• [Aim]: Locate every line in the records below that contains the word "утвержденным", and copy each one.

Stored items
'''
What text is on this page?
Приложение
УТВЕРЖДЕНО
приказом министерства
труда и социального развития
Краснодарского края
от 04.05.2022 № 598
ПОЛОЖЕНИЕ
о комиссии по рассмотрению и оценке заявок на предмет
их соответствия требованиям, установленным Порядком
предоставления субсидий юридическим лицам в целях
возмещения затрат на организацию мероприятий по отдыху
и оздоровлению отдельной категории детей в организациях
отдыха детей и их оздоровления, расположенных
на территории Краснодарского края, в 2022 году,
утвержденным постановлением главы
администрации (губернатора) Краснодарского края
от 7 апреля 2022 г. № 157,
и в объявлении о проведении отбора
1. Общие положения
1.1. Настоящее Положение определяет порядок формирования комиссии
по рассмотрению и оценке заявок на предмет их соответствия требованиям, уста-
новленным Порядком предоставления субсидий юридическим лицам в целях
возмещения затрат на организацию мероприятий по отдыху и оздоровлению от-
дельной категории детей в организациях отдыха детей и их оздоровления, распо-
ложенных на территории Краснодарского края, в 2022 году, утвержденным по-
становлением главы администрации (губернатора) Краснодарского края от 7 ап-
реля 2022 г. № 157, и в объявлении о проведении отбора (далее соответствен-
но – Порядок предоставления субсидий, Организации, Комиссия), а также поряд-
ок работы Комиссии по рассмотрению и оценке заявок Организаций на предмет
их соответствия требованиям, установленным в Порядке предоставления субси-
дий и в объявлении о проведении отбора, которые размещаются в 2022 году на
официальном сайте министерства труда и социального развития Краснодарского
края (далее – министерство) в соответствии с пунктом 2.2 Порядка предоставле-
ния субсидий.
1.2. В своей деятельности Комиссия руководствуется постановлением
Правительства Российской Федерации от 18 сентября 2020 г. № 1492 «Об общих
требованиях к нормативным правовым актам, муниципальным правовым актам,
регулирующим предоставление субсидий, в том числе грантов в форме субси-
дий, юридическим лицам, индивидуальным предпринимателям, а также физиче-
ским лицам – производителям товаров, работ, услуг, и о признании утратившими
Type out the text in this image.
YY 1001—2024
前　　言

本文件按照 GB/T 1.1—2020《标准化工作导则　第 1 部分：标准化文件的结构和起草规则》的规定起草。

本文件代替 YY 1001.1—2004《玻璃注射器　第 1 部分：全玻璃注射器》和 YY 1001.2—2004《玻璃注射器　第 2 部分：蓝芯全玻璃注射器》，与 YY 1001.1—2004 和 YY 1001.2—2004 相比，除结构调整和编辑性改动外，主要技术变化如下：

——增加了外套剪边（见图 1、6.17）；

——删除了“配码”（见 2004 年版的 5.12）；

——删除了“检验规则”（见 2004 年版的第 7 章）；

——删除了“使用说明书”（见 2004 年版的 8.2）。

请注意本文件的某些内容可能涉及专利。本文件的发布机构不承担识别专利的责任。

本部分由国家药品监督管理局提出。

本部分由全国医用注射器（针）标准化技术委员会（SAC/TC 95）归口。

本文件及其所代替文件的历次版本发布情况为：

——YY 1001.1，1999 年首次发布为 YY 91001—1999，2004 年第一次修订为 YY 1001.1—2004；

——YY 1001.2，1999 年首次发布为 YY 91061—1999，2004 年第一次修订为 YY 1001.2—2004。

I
'''
• [The answer]:
утвержденным постановлением главы
ложенных на территории Краснодарского края, в 2022 году, утвержденным по-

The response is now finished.